▶ Required task
Report each line in the items below that contains the string "most", treating uppercase and lowercase as different.

▶ Box coordinate listings
....

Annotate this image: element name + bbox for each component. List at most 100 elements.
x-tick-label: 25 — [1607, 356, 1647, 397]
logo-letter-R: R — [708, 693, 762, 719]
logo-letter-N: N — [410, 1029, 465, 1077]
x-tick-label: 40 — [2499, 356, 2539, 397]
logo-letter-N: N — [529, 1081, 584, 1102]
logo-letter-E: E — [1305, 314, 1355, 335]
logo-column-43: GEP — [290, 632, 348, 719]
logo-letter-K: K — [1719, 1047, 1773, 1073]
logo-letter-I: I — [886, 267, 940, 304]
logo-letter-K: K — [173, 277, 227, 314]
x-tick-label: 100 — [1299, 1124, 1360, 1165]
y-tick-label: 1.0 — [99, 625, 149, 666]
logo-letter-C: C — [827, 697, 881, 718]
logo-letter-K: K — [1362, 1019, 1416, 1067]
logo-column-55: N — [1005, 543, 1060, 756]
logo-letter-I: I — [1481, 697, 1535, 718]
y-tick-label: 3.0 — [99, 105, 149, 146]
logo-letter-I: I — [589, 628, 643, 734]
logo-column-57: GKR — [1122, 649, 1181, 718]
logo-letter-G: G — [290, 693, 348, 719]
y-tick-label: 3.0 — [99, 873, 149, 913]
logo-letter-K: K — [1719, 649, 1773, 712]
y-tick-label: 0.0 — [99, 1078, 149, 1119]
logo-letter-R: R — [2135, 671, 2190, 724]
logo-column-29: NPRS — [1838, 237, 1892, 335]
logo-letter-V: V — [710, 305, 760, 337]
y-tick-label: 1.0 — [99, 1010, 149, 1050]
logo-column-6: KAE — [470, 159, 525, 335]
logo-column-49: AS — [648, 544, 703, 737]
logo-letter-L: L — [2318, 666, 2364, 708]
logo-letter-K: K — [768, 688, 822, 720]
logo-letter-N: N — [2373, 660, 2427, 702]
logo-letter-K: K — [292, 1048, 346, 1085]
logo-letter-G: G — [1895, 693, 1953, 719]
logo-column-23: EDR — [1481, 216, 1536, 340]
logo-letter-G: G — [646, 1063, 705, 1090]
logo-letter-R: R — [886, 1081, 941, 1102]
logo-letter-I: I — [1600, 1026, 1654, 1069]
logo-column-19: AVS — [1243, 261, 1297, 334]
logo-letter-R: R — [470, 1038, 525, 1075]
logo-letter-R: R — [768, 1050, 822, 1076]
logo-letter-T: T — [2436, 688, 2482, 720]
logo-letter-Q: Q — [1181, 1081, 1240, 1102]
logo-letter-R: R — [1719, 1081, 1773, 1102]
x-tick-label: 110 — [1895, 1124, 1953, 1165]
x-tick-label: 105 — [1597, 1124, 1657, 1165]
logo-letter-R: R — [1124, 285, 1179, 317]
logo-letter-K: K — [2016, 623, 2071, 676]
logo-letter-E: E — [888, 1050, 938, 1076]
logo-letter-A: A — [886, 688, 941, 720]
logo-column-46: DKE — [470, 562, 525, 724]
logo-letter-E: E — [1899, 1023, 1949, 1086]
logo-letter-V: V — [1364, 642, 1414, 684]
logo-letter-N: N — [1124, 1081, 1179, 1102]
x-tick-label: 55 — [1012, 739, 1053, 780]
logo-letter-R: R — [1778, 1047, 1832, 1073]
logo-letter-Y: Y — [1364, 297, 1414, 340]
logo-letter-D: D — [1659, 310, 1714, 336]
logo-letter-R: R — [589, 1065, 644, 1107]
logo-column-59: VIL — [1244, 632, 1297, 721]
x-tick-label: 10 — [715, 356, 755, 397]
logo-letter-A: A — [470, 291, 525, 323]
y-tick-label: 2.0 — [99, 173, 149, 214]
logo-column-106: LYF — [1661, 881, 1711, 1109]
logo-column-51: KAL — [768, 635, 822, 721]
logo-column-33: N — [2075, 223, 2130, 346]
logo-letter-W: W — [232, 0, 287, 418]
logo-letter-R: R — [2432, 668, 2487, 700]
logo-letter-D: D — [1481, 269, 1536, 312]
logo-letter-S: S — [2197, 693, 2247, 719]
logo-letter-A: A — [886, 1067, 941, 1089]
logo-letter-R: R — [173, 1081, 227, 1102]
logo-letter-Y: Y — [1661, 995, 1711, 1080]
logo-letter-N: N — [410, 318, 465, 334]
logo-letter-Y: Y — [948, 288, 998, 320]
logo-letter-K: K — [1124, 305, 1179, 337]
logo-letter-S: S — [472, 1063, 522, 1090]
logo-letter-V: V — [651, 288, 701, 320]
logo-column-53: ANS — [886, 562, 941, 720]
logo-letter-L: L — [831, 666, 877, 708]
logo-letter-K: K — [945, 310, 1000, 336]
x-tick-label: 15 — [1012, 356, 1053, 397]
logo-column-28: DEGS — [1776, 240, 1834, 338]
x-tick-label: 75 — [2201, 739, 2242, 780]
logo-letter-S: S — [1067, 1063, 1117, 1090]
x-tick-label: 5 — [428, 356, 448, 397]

....

▶ Correct output
Annotate this image: element name + bbox for each component. List at most 100 elements.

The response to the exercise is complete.